_EXCERPTED DATA_.
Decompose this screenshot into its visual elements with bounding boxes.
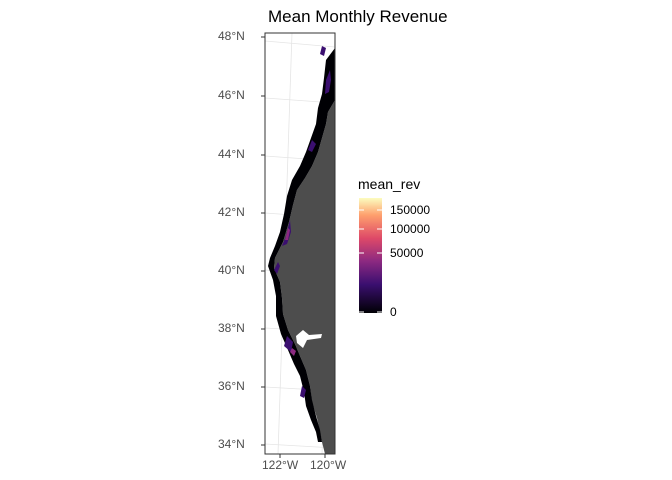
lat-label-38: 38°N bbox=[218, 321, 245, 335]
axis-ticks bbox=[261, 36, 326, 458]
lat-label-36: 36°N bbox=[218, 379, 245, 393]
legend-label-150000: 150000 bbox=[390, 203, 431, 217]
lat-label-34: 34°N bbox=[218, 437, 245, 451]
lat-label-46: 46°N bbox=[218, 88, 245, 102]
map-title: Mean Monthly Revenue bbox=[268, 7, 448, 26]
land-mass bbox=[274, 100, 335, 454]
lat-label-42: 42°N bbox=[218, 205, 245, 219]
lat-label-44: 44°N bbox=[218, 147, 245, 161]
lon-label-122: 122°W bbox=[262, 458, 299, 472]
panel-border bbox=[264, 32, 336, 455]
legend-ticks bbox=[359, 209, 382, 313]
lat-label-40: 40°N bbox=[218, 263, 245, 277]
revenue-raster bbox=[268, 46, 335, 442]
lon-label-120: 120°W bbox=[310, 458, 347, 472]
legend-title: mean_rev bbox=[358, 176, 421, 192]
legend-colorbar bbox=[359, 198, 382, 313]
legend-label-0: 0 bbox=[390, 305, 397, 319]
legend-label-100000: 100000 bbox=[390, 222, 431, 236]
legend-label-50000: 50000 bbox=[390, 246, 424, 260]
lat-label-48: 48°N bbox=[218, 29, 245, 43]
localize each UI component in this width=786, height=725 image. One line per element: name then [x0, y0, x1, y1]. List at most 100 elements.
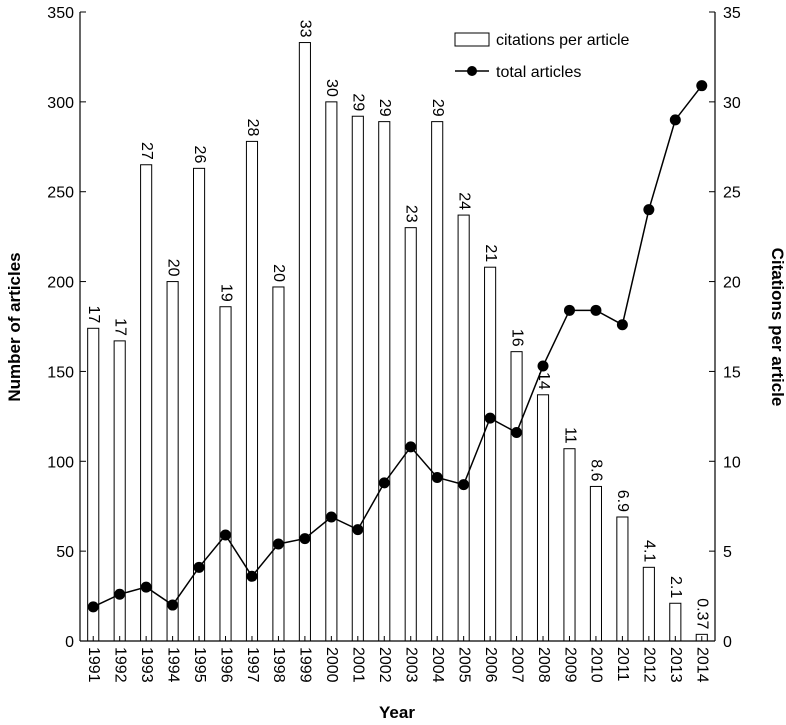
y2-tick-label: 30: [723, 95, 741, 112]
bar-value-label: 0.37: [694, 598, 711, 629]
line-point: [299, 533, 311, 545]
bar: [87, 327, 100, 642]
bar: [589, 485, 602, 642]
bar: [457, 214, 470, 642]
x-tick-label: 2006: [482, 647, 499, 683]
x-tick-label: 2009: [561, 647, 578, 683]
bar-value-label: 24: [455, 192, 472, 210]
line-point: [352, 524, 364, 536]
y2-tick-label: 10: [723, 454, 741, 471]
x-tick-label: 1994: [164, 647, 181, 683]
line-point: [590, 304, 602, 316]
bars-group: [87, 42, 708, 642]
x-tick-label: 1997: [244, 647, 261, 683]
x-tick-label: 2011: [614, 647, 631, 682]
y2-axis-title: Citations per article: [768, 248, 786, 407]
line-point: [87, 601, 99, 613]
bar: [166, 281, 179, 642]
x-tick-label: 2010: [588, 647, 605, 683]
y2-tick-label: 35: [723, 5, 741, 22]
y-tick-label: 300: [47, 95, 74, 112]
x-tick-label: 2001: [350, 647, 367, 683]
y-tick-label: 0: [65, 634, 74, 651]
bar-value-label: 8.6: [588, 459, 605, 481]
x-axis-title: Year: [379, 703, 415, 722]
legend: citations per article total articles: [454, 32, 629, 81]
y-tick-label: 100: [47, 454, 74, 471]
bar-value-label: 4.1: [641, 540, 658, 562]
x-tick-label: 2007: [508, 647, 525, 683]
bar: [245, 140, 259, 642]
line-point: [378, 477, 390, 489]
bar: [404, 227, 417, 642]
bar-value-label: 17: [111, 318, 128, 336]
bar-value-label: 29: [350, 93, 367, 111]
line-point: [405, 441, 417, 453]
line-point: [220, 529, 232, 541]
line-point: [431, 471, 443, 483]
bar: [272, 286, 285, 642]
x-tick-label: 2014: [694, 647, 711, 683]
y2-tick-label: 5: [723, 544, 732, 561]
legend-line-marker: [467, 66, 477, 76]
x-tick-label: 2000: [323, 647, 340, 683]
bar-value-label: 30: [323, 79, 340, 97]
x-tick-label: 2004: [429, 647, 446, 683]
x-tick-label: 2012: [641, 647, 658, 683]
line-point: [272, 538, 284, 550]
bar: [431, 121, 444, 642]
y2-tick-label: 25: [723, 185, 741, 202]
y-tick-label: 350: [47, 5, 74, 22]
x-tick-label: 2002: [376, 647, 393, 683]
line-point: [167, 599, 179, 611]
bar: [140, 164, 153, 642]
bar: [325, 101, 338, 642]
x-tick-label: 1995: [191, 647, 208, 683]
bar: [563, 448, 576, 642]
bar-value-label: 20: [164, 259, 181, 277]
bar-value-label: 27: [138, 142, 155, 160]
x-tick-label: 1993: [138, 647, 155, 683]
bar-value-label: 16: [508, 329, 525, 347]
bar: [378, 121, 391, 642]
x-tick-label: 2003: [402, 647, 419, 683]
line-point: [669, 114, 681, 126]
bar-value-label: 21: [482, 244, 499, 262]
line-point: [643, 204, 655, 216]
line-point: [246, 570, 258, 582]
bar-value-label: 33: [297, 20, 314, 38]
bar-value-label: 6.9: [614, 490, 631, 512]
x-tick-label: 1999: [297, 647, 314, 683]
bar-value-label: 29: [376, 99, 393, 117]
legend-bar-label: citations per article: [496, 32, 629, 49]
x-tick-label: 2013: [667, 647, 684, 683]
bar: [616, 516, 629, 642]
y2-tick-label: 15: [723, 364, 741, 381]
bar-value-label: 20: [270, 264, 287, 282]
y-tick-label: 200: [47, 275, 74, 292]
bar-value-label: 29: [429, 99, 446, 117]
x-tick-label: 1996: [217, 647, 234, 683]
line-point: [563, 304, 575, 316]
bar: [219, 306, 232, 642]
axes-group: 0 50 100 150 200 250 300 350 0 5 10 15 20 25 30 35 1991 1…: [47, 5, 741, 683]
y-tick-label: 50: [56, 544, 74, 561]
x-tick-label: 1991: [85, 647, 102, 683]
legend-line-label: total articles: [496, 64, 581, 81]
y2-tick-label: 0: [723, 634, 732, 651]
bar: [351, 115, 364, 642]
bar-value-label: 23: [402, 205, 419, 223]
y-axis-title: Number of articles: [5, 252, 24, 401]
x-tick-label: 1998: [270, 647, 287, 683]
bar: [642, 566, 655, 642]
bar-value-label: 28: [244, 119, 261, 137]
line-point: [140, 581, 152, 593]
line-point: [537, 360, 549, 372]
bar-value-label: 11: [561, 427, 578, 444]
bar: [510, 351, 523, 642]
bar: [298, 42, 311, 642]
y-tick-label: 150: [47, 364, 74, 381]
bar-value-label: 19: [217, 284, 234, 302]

_WHAT IS ASKED_. Please copy every line of the items above exactly as it appears, leaving out the pictures.

_COMPLETE OUTPUT_.
Decompose this screenshot into its visual elements with bounding boxes.
lat-label-38: 38°N bbox=[218, 321, 245, 335]
axis-ticks bbox=[261, 36, 326, 458]
lat-label-36: 36°N bbox=[218, 379, 245, 393]
legend-label-150000: 150000 bbox=[390, 203, 431, 217]
lat-label-34: 34°N bbox=[218, 437, 245, 451]
lat-label-46: 46°N bbox=[218, 88, 245, 102]
map-title: Mean Monthly Revenue bbox=[268, 7, 448, 26]
land-mass bbox=[274, 100, 335, 454]
lat-label-42: 42°N bbox=[218, 205, 245, 219]
lat-label-44: 44°N bbox=[218, 147, 245, 161]
lon-label-122: 122°W bbox=[262, 458, 299, 472]
panel-border bbox=[264, 32, 336, 455]
legend-ticks bbox=[359, 209, 382, 313]
lat-label-40: 40°N bbox=[218, 263, 245, 277]
revenue-raster bbox=[268, 46, 335, 442]
lon-label-120: 120°W bbox=[310, 458, 347, 472]
legend-title: mean_rev bbox=[358, 176, 421, 192]
legend-colorbar bbox=[359, 198, 382, 313]
legend-label-0: 0 bbox=[390, 305, 397, 319]
legend-label-100000: 100000 bbox=[390, 222, 431, 236]
legend-label-50000: 50000 bbox=[390, 246, 424, 260]
lat-label-48: 48°N bbox=[218, 29, 245, 43]
localize each UI component in this width=786, height=725 image. One line per element: name then [x0, y0, x1, y1]. List at most 100 elements.
y2-tick-label: 30: [723, 95, 741, 112]
bar-value-label: 0.37: [694, 598, 711, 629]
line-point: [299, 533, 311, 545]
bar: [87, 327, 100, 642]
bar: [589, 485, 602, 642]
bar: [457, 214, 470, 642]
x-tick-label: 2006: [482, 647, 499, 683]
x-tick-label: 2009: [561, 647, 578, 683]
bar-value-label: 24: [455, 192, 472, 210]
line-point: [352, 524, 364, 536]
y2-tick-label: 10: [723, 454, 741, 471]
x-tick-label: 1994: [164, 647, 181, 683]
line-point: [590, 304, 602, 316]
bars-group: [87, 42, 708, 642]
x-tick-label: 1997: [244, 647, 261, 683]
x-tick-label: 2011: [614, 647, 631, 682]
y2-axis-title: Citations per article: [768, 248, 786, 407]
line-point: [87, 601, 99, 613]
bar: [166, 281, 179, 642]
x-tick-label: 2010: [588, 647, 605, 683]
y2-tick-label: 35: [723, 5, 741, 22]
y-tick-label: 300: [47, 95, 74, 112]
x-tick-label: 2001: [350, 647, 367, 683]
y-tick-label: 0: [65, 634, 74, 651]
bar-value-label: 8.6: [588, 459, 605, 481]
x-axis-title: Year: [379, 703, 415, 722]
legend: citations per article total articles: [454, 32, 629, 81]
y-tick-label: 100: [47, 454, 74, 471]
bar-value-label: 4.1: [641, 540, 658, 562]
x-tick-label: 2007: [508, 647, 525, 683]
bar: [245, 140, 259, 642]
line-point: [378, 477, 390, 489]
bar: [404, 227, 417, 642]
bar-value-label: 17: [111, 318, 128, 336]
bar-value-label: 29: [350, 93, 367, 111]
line-point: [405, 441, 417, 453]
line-point: [220, 529, 232, 541]
line-point: [431, 471, 443, 483]
bar: [272, 286, 285, 642]
x-tick-label: 2014: [694, 647, 711, 683]
y2-tick-label: 5: [723, 544, 732, 561]
legend-line-marker: [467, 66, 477, 76]
x-tick-label: 2000: [323, 647, 340, 683]
bar-value-label: 30: [323, 79, 340, 97]
x-tick-label: 2004: [429, 647, 446, 683]
x-tick-label: 2012: [641, 647, 658, 683]
line-point: [272, 538, 284, 550]
bar: [431, 121, 444, 642]
y2-tick-label: 25: [723, 185, 741, 202]
y-tick-label: 350: [47, 5, 74, 22]
x-tick-label: 2002: [376, 647, 393, 683]
line-point: [167, 599, 179, 611]
bar: [140, 164, 153, 642]
bar: [325, 101, 338, 642]
x-tick-label: 1995: [191, 647, 208, 683]
bar: [563, 448, 576, 642]
bar-value-label: 20: [164, 259, 181, 277]
bar-value-label: 27: [138, 142, 155, 160]
x-tick-label: 1993: [138, 647, 155, 683]
bar-value-label: 16: [508, 329, 525, 347]
bar: [378, 121, 391, 642]
x-tick-label: 2003: [402, 647, 419, 683]
line-point: [669, 114, 681, 126]
bar-value-label: 21: [482, 244, 499, 262]
line-point: [643, 204, 655, 216]
line-point: [246, 570, 258, 582]
bar-value-label: 33: [297, 20, 314, 38]
bar-value-label: 6.9: [614, 490, 631, 512]
x-tick-label: 1999: [297, 647, 314, 683]
bar-value-label: 29: [376, 99, 393, 117]
legend-bar-label: citations per article: [496, 32, 629, 49]
x-tick-label: 2013: [667, 647, 684, 683]
bar: [616, 516, 629, 642]
y2-tick-label: 15: [723, 364, 741, 381]
bar-value-label: 20: [270, 264, 287, 282]
y-tick-label: 200: [47, 275, 74, 292]
bar-value-label: 29: [429, 99, 446, 117]
x-tick-label: 1996: [217, 647, 234, 683]
line-point: [563, 304, 575, 316]
bar: [219, 306, 232, 642]
axes-group: 0 50 100 150 200 250 300 350 0 5 10 15 20 25 30 35 1991 1…: [47, 5, 741, 683]
y-tick-label: 50: [56, 544, 74, 561]
x-tick-label: 1991: [85, 647, 102, 683]
legend-line-label: total articles: [496, 64, 581, 81]
y2-tick-label: 0: [723, 634, 732, 651]
bar: [351, 115, 364, 642]
bar-value-label: 23: [402, 205, 419, 223]
y-axis-title: Number of articles: [5, 252, 24, 401]
x-tick-label: 1998: [270, 647, 287, 683]
bar: [642, 566, 655, 642]
bar-value-label: 28: [244, 119, 261, 137]
line-point: [140, 581, 152, 593]
line-point: [537, 360, 549, 372]
bar-value-label: 11: [561, 427, 578, 444]
bar: [510, 351, 523, 642]
bar: [298, 42, 311, 642]
y-tick-label: 150: [47, 364, 74, 381]
bar-value-label: 19: [217, 284, 234, 302]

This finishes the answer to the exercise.